-- EXERCISE MATERIAL --
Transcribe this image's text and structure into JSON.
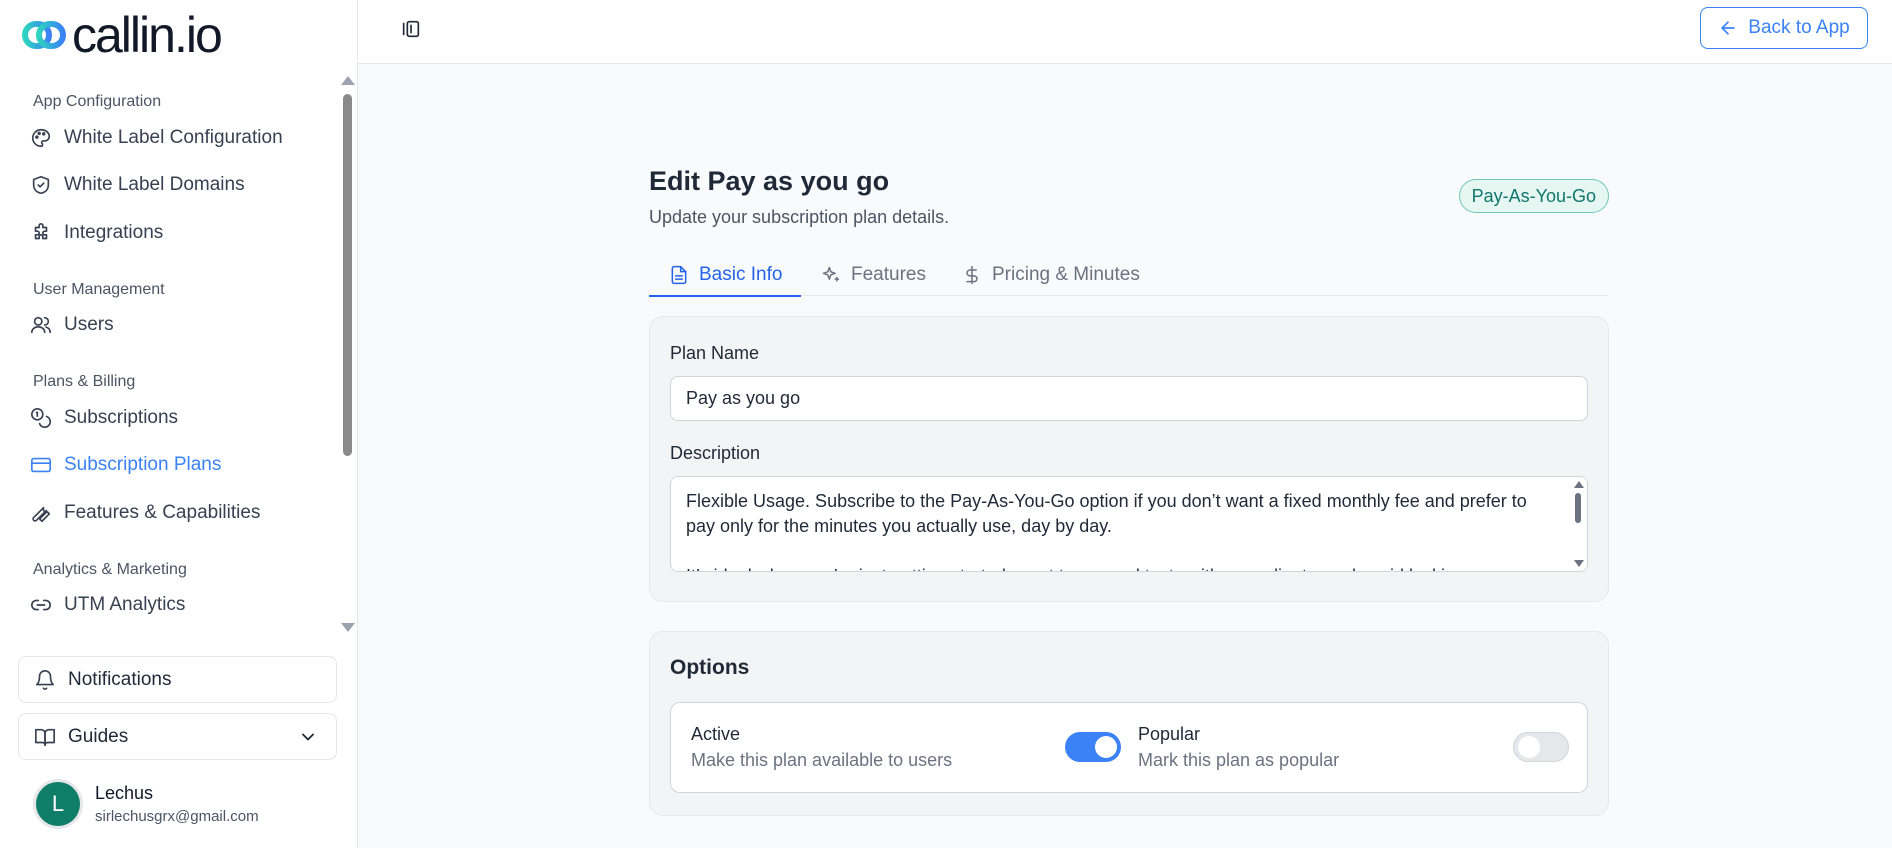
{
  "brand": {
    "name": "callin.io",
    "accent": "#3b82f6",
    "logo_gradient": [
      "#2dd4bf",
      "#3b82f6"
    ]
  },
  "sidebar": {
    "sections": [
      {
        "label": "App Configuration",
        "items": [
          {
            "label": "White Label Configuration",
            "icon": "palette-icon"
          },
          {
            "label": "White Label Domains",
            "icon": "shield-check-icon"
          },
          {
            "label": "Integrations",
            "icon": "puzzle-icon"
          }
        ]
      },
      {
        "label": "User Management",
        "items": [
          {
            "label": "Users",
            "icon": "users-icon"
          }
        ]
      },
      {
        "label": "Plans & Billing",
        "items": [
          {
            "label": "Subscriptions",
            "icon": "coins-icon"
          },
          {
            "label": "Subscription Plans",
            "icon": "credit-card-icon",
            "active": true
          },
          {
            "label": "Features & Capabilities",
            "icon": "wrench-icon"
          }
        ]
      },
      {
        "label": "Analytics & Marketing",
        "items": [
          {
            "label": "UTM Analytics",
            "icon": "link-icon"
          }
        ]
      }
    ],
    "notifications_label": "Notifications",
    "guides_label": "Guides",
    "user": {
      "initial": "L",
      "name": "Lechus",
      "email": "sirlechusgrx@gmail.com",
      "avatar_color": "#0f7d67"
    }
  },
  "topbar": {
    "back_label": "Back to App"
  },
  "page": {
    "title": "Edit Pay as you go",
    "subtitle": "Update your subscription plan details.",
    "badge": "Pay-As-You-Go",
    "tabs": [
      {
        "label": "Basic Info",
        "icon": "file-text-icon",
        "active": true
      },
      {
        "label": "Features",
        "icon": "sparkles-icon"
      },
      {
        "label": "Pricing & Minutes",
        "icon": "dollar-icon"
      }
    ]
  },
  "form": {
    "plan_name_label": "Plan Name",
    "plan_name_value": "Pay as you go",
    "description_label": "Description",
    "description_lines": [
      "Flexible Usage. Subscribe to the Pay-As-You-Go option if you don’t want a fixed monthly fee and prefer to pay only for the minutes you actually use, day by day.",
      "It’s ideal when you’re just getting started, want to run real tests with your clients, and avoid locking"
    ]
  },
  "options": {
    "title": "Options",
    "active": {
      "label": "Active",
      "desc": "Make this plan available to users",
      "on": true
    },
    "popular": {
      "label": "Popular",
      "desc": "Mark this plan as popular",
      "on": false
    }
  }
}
---
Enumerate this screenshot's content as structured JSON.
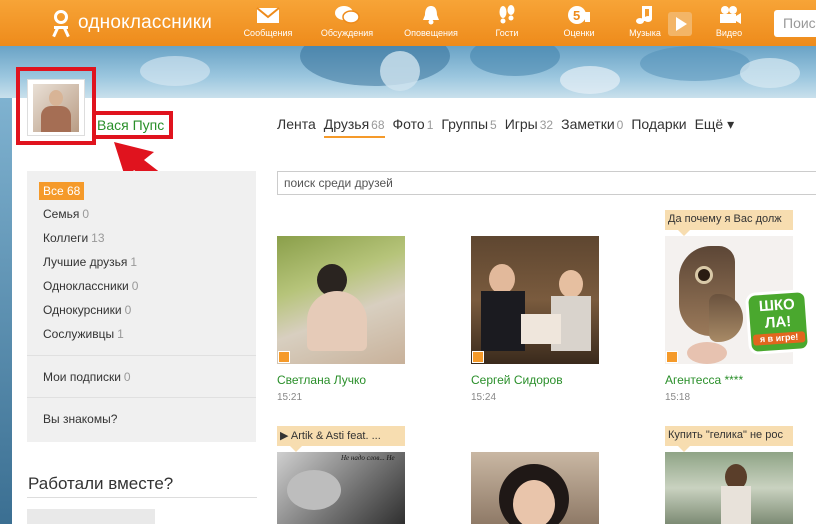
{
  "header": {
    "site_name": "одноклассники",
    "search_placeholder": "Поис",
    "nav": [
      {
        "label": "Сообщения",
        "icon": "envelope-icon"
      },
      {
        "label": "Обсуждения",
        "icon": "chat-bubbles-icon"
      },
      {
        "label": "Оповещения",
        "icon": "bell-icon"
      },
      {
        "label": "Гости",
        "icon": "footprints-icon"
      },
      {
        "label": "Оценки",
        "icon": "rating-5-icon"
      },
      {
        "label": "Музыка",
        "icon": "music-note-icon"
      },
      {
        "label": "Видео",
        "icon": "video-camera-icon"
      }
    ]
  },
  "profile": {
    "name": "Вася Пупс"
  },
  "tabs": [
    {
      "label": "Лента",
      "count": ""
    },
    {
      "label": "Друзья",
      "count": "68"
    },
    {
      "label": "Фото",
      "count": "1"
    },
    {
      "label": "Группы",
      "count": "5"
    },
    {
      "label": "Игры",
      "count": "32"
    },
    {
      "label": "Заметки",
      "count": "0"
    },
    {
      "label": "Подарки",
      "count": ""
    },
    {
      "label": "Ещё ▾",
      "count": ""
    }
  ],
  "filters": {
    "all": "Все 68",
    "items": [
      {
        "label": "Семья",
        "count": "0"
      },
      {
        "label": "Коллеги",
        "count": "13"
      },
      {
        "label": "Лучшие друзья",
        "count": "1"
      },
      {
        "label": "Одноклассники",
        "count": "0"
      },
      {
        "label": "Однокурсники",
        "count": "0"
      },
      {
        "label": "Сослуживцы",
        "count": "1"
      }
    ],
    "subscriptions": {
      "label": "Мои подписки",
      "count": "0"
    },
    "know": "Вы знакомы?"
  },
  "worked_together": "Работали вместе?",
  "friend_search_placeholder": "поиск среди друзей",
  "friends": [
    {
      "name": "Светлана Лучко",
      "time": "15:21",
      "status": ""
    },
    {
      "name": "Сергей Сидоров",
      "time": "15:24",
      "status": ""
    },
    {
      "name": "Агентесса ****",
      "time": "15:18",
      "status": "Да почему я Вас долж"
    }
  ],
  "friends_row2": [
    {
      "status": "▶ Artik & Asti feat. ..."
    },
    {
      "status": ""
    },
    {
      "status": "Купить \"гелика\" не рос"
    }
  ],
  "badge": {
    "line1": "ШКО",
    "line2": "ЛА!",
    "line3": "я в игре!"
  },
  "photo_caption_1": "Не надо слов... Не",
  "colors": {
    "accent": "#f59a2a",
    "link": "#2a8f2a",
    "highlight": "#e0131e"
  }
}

-- TASK STATEMENT --
Within the listing above, work out how many lines contain the string "Plans", and reply with that number only.

-- RESPONSE TO THIS EXERCISE --
2